* Short task *
Tell me how many lines hold "организаций", please, using only the number.

* Records for this exercise *
= = = = = = =
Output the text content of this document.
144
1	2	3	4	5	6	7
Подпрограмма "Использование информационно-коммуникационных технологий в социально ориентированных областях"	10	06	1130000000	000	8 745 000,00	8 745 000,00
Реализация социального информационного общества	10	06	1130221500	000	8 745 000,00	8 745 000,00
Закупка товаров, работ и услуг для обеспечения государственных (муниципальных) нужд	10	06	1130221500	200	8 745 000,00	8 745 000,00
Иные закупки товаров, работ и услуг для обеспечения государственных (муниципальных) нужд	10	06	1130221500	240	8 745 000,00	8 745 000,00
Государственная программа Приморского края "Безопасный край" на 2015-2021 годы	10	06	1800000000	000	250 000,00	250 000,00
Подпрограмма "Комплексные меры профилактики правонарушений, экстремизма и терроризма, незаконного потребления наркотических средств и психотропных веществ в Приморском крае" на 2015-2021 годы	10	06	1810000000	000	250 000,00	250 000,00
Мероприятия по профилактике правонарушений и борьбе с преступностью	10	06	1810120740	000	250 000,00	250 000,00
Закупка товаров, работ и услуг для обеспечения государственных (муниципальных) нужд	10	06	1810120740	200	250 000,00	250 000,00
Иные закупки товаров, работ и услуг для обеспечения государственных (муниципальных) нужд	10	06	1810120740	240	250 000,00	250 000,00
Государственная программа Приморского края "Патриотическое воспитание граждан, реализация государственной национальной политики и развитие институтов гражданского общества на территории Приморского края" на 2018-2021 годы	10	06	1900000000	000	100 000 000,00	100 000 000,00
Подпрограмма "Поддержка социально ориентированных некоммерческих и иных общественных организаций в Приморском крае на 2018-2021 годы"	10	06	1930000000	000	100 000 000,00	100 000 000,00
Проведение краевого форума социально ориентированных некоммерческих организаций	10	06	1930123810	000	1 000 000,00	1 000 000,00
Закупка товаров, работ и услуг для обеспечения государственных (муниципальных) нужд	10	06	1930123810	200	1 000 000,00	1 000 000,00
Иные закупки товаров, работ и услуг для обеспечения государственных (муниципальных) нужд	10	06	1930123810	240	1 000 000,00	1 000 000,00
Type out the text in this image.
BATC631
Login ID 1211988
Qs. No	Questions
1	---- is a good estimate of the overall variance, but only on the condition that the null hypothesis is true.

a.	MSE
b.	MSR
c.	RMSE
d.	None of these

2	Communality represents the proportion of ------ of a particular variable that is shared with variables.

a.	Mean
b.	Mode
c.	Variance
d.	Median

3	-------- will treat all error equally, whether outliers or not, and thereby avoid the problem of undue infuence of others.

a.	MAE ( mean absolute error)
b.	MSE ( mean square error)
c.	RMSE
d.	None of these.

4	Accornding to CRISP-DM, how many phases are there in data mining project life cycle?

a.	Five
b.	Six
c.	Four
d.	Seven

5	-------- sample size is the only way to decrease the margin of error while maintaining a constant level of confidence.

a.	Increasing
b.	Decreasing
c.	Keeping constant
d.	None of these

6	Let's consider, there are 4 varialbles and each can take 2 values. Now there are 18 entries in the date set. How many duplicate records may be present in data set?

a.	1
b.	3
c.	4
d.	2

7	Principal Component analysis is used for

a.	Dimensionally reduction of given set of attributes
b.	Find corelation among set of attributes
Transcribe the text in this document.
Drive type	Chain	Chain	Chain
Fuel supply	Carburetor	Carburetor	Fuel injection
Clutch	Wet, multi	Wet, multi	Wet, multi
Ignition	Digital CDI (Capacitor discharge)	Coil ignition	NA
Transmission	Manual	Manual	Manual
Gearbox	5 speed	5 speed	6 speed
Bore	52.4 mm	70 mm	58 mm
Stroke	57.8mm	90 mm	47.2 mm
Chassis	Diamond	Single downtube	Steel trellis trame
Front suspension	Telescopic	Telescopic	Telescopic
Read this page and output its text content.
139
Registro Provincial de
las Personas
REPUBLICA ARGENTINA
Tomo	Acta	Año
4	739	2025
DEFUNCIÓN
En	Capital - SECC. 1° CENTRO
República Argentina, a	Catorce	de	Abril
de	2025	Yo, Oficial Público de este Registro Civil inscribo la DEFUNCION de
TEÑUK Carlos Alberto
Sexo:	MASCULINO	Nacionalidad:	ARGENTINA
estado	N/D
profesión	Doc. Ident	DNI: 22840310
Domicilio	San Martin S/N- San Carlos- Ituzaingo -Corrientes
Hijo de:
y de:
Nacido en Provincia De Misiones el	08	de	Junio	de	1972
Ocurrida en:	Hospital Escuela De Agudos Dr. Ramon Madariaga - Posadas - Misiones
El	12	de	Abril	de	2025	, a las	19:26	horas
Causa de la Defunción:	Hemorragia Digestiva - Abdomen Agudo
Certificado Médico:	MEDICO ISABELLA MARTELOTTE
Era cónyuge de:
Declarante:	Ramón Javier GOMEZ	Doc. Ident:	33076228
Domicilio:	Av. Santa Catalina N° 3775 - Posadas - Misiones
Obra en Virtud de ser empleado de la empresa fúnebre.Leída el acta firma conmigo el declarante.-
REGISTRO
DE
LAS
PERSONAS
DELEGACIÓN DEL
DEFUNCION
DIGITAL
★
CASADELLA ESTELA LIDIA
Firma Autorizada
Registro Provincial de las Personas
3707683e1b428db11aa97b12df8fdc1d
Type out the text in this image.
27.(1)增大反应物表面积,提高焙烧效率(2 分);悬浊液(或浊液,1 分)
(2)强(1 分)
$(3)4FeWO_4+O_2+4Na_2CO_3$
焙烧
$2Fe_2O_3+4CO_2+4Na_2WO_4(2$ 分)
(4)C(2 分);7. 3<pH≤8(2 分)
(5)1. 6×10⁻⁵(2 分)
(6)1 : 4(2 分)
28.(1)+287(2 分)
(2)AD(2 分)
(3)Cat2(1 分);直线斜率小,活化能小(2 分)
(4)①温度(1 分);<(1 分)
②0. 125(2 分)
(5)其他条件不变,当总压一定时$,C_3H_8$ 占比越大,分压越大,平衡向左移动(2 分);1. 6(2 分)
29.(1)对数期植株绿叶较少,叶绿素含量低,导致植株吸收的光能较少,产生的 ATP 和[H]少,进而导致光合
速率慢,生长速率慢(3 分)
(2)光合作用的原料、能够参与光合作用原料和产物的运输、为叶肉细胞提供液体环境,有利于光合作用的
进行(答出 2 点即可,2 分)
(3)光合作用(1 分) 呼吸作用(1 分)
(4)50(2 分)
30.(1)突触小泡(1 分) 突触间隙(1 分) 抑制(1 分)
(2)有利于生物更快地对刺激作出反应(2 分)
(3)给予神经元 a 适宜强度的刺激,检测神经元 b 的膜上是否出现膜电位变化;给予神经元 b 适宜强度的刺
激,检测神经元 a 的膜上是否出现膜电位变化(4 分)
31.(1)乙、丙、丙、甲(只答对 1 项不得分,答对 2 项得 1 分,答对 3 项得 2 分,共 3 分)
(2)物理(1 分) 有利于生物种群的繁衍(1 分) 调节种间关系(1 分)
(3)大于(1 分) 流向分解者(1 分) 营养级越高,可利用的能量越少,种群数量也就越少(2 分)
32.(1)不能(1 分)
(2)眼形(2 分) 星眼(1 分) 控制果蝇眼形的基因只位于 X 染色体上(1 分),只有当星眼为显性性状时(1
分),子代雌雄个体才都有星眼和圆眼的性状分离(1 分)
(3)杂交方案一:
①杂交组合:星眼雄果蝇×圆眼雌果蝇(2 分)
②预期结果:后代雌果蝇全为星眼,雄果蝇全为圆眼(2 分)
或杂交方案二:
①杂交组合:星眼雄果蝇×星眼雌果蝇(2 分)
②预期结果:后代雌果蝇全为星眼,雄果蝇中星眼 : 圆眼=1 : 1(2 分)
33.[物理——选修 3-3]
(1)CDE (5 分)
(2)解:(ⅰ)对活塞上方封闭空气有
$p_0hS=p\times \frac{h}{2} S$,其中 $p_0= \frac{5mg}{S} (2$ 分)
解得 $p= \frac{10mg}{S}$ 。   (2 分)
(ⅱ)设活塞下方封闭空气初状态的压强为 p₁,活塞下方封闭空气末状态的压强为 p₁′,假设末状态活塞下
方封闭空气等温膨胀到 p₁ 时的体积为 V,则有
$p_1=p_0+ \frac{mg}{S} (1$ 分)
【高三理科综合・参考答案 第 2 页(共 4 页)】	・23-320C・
= = = = = = =
* Worked solution *
2